Description of the task: Count the lines in the records below that contain the string "době", with case counting. Reply with the number only.

Records supplied:
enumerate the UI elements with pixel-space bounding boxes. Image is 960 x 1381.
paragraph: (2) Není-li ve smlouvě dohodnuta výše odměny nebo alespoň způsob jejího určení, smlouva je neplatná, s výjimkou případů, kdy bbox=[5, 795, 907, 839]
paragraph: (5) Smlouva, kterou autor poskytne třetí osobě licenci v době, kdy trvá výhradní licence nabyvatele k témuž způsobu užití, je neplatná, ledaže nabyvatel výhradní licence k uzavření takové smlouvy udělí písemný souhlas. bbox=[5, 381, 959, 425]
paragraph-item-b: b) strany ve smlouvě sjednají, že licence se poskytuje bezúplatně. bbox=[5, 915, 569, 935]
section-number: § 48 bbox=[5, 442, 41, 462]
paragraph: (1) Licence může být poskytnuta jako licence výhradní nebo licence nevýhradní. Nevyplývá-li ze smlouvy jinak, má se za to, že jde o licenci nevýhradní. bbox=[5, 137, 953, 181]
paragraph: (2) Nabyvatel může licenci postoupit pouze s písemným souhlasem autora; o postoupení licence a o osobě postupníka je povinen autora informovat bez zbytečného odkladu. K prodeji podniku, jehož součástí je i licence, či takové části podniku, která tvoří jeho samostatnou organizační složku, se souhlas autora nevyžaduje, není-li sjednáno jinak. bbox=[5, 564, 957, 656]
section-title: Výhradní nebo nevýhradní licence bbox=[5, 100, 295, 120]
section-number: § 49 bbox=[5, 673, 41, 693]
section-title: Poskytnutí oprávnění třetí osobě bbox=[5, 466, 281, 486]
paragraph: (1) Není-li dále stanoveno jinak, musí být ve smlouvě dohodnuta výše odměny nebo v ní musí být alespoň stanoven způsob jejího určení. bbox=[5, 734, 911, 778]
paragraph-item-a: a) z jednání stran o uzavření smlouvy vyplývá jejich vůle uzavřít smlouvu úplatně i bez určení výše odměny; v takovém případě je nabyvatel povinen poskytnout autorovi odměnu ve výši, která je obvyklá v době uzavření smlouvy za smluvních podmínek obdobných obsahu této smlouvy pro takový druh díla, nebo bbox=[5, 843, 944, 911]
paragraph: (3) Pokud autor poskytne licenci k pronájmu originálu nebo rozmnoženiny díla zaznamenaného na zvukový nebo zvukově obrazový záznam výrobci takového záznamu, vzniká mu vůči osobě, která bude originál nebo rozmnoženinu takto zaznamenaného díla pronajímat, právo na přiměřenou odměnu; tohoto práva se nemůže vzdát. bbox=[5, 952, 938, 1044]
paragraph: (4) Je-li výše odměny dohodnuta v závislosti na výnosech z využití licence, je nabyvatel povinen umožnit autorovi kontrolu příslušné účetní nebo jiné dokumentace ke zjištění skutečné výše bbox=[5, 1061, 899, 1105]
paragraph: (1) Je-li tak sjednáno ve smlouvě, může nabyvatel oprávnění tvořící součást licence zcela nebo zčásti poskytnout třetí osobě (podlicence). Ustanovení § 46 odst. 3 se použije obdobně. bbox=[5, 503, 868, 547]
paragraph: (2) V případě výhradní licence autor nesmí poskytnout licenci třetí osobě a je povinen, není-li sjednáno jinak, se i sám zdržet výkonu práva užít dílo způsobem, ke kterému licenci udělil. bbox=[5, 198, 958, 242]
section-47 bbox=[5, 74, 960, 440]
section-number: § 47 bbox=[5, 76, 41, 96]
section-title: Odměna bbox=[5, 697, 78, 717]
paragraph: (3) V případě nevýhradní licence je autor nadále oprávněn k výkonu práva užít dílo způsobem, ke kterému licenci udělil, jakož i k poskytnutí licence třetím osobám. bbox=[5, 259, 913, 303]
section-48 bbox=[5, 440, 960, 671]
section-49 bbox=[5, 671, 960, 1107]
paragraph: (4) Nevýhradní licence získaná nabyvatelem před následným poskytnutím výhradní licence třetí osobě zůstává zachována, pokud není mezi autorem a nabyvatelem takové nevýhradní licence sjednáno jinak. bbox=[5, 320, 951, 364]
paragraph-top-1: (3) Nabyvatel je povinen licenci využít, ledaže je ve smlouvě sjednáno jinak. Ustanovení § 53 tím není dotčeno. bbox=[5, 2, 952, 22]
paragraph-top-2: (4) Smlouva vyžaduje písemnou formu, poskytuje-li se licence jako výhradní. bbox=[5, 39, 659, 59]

Answer to this exercise: 2